[Data entries for graphics]
-- Start --
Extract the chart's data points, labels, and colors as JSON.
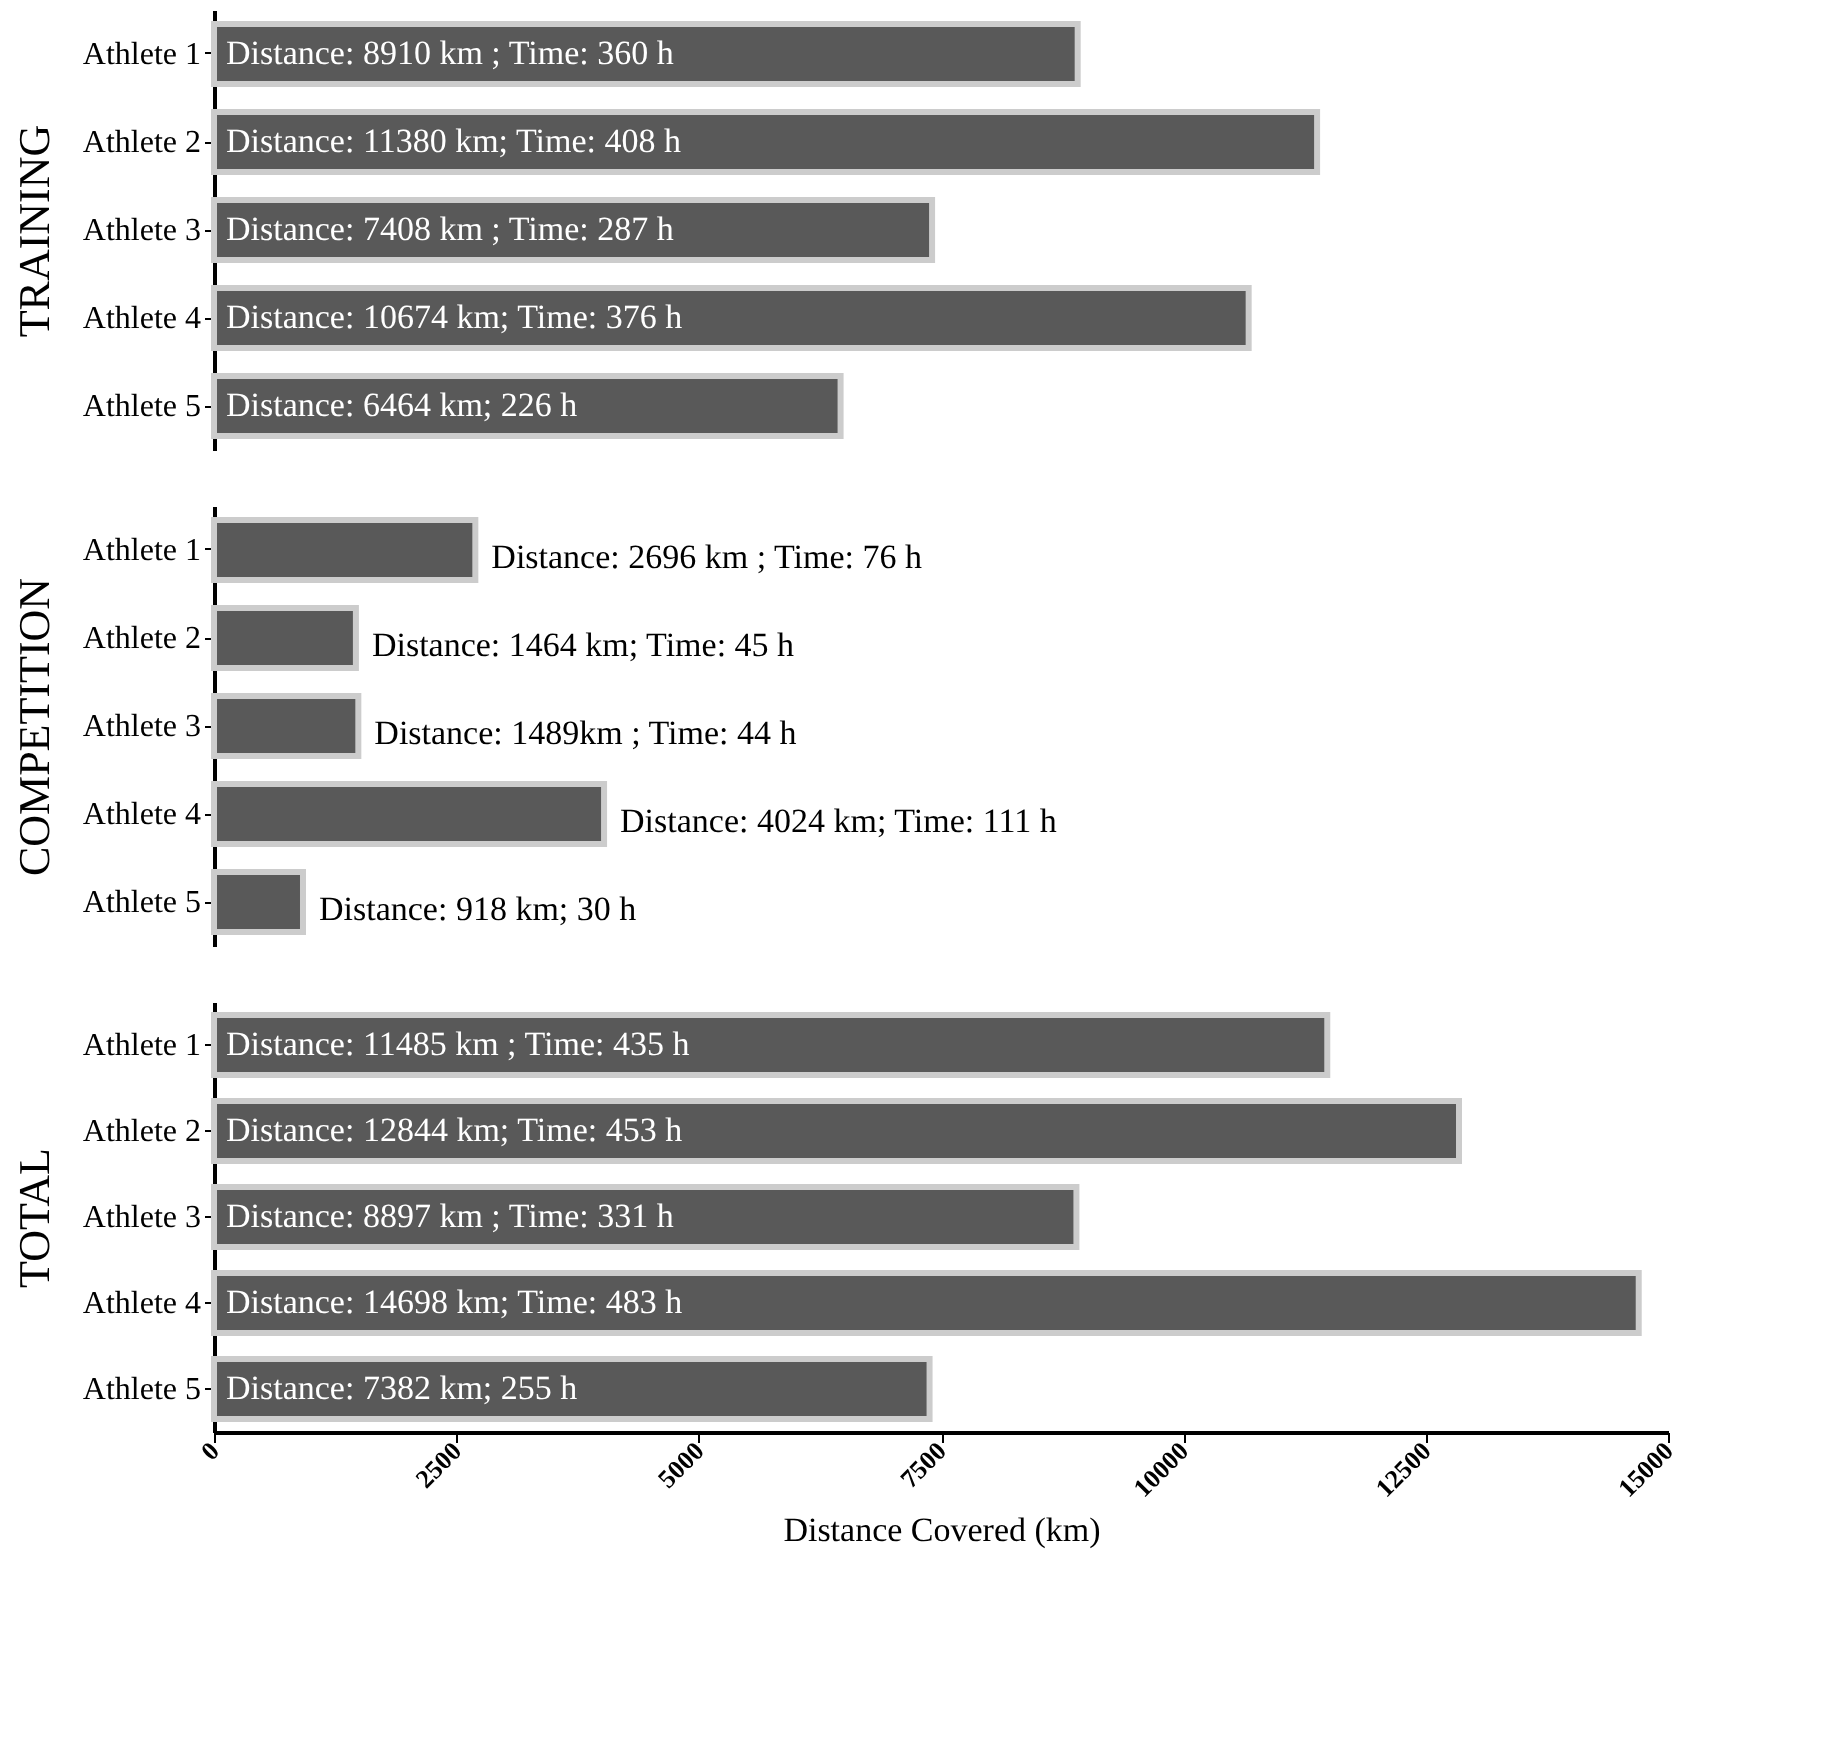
{
  "chart_data": [
    {
      "type": "bar",
      "orientation": "horizontal",
      "ylabel": "TRAINING",
      "categories": [
        "Athlete 1",
        "Athlete 2",
        "Athlete 3",
        "Athlete 4",
        "Athlete 5"
      ],
      "values": [
        8910,
        11380,
        7408,
        10674,
        6464
      ],
      "value_labels": [
        "Distance: 8910 km ; Time: 360 h",
        "Distance: 11380 km;  Time: 408 h",
        "Distance: 7408 km ; Time: 287 h",
        "Distance: 10674 km; Time: 376 h",
        "Distance: 6464 km; 226 h"
      ],
      "color": "#595959",
      "xlim": [
        0,
        15000
      ],
      "xticks": [
        0,
        2500,
        5000,
        7500,
        10000,
        12500,
        15000
      ],
      "tick_labels": "y",
      "grid": false
    },
    {
      "type": "bar",
      "orientation": "horizontal",
      "ylabel": "COMPETITION",
      "categories": [
        "Athlete 1",
        "Athlete 2",
        "Athlete 3",
        "Athlete 4",
        "Athlete 5"
      ],
      "values": [
        2696,
        1464,
        1489,
        4024,
        918
      ],
      "value_labels": [
        "Distance: 2696 km ; Time: 76 h",
        "Distance: 1464 km;  Time: 45 h",
        "Distance: 1489km ; Time: 44 h",
        "Distance: 4024 km; Time: 111 h",
        "Distance: 918 km; 30 h"
      ],
      "color": "#595959",
      "xlim": [
        0,
        15000
      ],
      "xticks": [
        0,
        2500,
        5000,
        7500,
        10000,
        12500,
        15000
      ],
      "tick_labels": "y",
      "grid": false
    },
    {
      "type": "bar",
      "orientation": "horizontal",
      "ylabel": "TOTAL",
      "xlabel": "Distance  Covered (km)",
      "categories": [
        "Athlete 1",
        "Athlete 2",
        "Athlete 3",
        "Athlete 4",
        "Athlete 5"
      ],
      "values": [
        11485,
        12844,
        8897,
        14698,
        7382
      ],
      "value_labels": [
        "Distance: 11485 km ; Time: 435 h",
        "Distance: 12844 km;  Time: 453 h",
        "Distance: 8897 km ; Time: 331 h",
        "Distance: 14698 km; Time: 483 h",
        "Distance: 7382 km; 255 h"
      ],
      "color": "#595959",
      "xlim": [
        0,
        15000
      ],
      "xticks": [
        0,
        2500,
        5000,
        7500,
        10000,
        12500,
        15000
      ],
      "grid": false
    }
  ]
}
-- End --
(STATED TASK) Using the listing above, locate the lines that hold "ylabel" and copy each one.

(EXERCISE SOLUTION)
      "ylabel": "TRAINING",
      "ylabel": "COMPETITION",
      "ylabel": "TOTAL",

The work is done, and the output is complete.